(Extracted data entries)
□ □ □ □ □
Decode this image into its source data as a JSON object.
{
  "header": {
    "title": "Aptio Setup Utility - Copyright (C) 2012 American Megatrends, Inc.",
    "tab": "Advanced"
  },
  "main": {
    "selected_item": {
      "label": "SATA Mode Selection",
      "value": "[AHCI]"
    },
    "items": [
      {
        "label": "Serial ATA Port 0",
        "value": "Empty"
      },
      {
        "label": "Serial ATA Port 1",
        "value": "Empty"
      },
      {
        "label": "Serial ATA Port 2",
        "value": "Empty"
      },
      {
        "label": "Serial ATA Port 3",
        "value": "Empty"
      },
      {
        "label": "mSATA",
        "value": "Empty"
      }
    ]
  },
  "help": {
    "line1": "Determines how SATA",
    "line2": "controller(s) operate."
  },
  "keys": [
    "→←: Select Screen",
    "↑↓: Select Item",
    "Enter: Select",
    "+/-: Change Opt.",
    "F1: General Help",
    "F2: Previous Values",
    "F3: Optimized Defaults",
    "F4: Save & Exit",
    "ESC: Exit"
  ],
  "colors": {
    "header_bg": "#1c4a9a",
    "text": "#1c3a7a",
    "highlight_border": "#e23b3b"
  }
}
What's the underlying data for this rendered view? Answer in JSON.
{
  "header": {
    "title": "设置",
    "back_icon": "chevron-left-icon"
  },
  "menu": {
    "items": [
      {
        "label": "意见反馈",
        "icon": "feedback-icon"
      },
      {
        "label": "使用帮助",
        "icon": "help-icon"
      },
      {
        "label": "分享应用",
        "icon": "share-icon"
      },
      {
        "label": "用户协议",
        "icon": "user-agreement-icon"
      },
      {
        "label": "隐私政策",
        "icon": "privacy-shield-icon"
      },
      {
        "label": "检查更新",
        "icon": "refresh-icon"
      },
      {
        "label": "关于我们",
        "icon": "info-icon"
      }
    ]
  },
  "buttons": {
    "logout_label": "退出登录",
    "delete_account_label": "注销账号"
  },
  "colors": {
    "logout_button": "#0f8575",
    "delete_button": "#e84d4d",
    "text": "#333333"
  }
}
□ □ □ □ □
Show the lines where the word "JSON" appears in the entries.

Decode this image into its source data as a JSON object.
What's the underlying data for this rendered view? Answer in JSON.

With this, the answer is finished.